» Task brief: Find the lines containing the word "jsessionid" and copy every one of them.

### Material ###

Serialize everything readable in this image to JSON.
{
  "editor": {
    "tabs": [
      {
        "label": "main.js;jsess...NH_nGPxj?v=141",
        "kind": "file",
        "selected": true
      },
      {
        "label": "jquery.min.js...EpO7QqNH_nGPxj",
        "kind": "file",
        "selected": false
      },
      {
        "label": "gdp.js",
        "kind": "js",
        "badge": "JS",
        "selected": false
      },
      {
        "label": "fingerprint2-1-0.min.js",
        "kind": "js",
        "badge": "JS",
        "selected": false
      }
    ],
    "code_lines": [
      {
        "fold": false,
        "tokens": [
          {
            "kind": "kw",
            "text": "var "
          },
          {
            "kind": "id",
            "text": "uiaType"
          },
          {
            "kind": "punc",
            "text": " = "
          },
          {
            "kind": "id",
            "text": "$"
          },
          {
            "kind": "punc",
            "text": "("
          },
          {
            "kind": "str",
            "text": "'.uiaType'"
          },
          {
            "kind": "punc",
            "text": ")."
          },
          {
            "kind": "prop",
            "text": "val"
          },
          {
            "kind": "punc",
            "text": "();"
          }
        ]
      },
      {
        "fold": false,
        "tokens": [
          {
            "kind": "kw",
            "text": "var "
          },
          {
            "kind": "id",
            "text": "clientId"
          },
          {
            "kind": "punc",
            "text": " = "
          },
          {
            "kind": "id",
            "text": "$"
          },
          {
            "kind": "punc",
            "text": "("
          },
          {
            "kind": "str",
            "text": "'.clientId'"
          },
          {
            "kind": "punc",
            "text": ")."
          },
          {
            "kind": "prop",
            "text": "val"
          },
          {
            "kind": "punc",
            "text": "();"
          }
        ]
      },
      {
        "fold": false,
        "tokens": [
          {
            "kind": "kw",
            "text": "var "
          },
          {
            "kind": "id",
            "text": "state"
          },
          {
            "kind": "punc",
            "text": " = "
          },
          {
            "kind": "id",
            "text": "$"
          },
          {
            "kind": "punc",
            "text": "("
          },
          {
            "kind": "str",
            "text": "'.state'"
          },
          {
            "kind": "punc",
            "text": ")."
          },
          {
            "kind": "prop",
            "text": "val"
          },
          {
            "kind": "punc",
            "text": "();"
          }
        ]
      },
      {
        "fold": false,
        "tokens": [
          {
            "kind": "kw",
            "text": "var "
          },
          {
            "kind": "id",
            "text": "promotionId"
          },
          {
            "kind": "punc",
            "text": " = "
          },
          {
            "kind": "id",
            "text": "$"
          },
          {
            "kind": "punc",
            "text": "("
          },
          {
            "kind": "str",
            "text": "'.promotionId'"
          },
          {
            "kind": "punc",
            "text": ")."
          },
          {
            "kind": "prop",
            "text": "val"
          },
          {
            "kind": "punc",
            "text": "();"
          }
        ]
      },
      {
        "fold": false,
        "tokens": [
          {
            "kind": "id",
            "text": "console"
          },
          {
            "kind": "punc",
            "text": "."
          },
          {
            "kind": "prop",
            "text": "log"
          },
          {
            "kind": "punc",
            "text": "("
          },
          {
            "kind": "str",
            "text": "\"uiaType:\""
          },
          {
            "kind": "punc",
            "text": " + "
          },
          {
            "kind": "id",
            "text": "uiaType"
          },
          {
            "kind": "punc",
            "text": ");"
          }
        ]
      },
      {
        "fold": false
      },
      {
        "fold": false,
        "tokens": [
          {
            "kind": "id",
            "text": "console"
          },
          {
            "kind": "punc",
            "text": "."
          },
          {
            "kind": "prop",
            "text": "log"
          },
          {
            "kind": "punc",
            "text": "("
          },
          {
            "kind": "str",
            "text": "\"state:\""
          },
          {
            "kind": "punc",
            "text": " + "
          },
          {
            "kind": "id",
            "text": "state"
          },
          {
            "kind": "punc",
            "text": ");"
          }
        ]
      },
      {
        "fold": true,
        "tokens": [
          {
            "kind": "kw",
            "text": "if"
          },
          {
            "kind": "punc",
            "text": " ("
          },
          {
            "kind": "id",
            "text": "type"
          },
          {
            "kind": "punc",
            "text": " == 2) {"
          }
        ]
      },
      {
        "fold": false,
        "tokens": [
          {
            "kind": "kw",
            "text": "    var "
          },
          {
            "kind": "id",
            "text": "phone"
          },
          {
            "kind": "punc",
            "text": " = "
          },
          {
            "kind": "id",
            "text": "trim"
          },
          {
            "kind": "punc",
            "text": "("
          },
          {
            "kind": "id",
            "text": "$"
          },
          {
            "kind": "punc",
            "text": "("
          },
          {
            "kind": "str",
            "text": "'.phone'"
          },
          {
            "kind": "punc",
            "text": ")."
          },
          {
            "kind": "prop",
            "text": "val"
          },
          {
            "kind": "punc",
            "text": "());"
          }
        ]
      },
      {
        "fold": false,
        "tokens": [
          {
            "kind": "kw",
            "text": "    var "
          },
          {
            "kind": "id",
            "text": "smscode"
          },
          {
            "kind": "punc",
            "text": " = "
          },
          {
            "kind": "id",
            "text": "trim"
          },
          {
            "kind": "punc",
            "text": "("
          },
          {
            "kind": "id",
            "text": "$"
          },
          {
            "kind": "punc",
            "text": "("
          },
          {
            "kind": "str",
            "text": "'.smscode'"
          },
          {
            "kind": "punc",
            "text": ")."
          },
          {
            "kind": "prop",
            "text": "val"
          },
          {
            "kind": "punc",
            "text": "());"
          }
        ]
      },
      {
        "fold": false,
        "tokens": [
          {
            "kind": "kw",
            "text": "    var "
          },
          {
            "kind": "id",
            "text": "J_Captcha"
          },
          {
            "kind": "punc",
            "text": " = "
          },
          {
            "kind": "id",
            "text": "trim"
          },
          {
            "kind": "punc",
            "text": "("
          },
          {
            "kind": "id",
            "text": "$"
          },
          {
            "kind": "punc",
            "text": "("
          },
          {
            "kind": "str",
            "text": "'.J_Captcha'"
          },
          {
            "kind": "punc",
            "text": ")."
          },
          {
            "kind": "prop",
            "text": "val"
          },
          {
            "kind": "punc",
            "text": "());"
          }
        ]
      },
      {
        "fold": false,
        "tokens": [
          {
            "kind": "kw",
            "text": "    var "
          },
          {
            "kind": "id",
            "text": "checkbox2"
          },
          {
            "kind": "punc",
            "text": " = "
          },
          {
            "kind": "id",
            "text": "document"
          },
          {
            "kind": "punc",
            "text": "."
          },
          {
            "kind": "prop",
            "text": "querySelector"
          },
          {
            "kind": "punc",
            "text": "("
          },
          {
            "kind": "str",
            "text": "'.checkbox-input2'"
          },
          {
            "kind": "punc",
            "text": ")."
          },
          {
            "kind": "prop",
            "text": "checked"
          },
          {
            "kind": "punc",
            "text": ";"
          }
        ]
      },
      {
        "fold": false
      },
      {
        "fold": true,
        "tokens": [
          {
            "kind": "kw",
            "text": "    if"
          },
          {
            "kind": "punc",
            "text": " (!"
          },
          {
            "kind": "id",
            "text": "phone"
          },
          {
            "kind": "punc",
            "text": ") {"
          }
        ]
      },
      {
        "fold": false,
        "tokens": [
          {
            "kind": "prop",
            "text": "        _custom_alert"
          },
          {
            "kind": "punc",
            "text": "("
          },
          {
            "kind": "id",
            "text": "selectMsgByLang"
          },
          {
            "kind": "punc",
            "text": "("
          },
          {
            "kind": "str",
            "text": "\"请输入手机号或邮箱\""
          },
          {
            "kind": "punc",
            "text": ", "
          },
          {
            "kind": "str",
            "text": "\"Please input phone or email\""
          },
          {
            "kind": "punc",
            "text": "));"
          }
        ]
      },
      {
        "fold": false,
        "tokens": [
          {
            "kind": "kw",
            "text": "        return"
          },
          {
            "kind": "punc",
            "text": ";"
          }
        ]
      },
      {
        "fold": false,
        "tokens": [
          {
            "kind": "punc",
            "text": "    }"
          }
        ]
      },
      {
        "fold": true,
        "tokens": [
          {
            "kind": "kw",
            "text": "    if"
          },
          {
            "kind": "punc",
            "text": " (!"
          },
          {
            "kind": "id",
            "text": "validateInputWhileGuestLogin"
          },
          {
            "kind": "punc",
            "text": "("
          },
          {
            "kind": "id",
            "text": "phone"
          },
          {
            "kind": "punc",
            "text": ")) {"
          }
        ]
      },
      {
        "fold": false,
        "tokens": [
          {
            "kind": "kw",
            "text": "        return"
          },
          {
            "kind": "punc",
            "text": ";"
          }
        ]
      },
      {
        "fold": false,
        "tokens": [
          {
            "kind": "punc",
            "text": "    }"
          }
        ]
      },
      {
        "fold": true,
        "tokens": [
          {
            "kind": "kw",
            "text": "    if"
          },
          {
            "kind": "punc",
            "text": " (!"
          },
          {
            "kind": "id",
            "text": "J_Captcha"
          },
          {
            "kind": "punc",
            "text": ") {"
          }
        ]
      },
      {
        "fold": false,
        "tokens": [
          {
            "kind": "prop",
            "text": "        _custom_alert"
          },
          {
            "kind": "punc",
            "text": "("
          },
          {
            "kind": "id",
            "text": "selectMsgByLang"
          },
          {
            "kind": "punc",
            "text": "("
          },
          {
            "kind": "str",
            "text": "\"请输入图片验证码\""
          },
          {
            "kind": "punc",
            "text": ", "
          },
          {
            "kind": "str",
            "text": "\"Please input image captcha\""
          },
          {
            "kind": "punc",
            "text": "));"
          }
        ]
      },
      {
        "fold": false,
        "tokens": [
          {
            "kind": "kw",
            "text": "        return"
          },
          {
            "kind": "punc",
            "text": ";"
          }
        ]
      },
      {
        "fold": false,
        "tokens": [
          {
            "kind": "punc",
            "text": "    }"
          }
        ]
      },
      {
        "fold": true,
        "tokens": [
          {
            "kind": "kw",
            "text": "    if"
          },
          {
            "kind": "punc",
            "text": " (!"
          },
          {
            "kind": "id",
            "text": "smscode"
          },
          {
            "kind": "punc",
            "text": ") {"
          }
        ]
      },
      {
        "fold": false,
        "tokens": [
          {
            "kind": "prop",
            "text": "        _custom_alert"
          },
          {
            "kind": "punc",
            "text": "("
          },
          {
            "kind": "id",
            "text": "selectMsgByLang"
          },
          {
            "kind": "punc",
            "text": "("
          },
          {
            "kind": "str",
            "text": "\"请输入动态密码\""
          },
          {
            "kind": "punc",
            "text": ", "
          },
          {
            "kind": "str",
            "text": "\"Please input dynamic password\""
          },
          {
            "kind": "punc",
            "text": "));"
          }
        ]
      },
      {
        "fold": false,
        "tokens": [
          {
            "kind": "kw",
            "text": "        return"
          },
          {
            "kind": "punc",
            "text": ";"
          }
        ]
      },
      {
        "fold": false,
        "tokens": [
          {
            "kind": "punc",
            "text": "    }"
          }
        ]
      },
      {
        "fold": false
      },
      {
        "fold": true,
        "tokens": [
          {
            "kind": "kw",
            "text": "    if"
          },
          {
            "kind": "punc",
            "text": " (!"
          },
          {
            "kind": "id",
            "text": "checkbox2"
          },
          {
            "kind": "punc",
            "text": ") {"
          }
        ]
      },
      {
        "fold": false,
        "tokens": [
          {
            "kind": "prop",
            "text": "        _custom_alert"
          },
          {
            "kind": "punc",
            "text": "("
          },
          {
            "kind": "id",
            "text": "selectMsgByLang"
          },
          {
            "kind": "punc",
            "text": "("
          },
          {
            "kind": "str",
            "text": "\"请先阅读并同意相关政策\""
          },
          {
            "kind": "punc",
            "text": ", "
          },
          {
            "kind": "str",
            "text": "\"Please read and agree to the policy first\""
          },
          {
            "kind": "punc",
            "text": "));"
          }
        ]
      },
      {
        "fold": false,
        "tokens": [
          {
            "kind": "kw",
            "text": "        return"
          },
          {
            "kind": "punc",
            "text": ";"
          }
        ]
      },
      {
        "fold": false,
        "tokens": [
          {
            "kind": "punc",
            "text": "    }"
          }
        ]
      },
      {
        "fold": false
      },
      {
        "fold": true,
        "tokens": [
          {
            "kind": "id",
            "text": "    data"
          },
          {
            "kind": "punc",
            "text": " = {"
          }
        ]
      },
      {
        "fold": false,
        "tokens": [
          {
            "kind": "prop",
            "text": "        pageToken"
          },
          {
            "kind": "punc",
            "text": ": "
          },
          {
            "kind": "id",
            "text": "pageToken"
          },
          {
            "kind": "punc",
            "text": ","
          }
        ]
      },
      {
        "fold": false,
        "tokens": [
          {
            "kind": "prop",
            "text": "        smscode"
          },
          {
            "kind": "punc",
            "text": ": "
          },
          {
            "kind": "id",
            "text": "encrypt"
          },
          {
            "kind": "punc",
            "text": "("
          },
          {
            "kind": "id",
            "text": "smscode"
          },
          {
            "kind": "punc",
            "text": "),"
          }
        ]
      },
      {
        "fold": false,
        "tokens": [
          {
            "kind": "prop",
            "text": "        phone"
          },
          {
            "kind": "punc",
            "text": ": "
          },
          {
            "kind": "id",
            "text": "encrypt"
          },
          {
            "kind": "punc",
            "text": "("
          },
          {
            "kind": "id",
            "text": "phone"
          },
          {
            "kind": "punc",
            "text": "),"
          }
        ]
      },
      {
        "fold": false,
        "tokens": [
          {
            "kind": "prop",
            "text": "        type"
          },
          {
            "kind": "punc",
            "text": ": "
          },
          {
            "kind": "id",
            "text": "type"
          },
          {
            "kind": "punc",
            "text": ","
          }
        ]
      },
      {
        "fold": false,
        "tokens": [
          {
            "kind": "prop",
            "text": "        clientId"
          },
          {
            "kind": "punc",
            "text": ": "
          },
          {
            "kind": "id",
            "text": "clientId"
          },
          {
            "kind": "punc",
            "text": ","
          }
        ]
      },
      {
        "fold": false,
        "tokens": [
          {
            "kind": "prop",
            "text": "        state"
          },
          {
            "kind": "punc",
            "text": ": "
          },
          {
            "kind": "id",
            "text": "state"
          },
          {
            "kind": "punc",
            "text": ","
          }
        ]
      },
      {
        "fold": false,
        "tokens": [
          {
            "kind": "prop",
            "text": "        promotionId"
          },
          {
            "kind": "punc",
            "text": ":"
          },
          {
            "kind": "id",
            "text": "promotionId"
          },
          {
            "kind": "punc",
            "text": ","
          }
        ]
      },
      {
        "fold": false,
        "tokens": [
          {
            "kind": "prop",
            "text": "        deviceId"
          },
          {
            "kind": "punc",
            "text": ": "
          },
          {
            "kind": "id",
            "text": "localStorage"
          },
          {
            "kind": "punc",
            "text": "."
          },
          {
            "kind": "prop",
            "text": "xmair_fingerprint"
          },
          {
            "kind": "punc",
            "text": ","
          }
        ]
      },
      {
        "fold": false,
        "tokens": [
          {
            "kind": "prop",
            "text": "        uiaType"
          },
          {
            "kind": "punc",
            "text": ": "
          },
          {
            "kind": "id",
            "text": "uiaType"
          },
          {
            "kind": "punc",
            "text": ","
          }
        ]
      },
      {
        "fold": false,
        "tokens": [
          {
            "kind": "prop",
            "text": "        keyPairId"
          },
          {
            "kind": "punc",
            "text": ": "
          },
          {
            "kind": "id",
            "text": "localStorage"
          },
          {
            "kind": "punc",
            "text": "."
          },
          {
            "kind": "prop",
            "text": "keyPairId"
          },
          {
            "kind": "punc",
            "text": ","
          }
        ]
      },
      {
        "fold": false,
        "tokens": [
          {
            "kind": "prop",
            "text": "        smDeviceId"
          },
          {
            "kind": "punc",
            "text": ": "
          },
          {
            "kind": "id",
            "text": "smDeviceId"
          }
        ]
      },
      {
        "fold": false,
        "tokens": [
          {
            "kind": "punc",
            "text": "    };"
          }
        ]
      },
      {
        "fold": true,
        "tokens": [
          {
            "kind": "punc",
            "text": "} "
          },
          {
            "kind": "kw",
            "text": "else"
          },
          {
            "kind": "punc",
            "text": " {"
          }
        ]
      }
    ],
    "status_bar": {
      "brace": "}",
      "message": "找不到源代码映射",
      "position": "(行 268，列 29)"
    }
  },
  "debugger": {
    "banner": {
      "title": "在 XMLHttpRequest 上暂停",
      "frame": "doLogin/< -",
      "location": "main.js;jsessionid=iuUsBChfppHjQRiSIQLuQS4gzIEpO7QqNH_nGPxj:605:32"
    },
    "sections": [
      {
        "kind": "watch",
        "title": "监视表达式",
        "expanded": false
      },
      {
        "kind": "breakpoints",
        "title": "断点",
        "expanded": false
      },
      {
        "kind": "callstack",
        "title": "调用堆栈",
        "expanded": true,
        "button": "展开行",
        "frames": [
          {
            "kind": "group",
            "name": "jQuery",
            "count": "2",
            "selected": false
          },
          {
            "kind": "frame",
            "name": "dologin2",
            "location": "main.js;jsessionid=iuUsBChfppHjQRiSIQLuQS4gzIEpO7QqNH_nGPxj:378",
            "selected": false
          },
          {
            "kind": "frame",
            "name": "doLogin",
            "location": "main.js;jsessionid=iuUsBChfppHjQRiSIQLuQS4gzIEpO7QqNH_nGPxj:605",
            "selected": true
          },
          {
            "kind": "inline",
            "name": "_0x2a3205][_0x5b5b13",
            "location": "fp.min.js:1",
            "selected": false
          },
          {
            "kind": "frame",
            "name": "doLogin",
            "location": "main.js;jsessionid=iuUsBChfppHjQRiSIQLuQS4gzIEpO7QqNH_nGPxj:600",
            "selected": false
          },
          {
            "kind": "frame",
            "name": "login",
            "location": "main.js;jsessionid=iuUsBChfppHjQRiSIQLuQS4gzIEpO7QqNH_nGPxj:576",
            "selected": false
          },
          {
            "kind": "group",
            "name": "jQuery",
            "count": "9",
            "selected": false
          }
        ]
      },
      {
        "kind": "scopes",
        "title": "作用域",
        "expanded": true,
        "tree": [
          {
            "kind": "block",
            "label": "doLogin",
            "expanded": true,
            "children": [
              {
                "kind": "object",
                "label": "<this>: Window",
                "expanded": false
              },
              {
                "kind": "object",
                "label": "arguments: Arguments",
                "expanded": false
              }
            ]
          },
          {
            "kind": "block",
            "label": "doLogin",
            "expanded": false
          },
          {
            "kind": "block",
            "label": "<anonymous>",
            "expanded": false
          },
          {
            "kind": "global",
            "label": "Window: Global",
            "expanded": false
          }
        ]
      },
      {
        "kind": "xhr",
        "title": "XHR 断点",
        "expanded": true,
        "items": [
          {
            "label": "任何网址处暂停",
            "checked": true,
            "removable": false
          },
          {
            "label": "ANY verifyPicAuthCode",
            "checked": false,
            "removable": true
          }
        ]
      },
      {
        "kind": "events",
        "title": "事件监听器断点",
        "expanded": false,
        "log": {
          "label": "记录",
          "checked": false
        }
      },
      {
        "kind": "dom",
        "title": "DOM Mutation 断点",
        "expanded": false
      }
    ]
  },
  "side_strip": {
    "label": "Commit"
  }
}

###

» Solution to this task:
      "location": "main.js;jsessionid=iuUsBChfppHjQRiSIQLuQS4gzIEpO7QqNH_nGPxj:605:32"
            "location": "main.js;jsessionid=iuUsBChfppHjQRiSIQLuQS4gzIEpO7QqNH_nGPxj:378",
            "location": "main.js;jsessionid=iuUsBChfppHjQRiSIQLuQS4gzIEpO7QqNH_nGPxj:605",
            "location": "main.js;jsessionid=iuUsBChfppHjQRiSIQLuQS4gzIEpO7QqNH_nGPxj:600",
            "location": "main.js;jsessionid=iuUsBChfppHjQRiSIQLuQS4gzIEpO7QqNH_nGPxj:576",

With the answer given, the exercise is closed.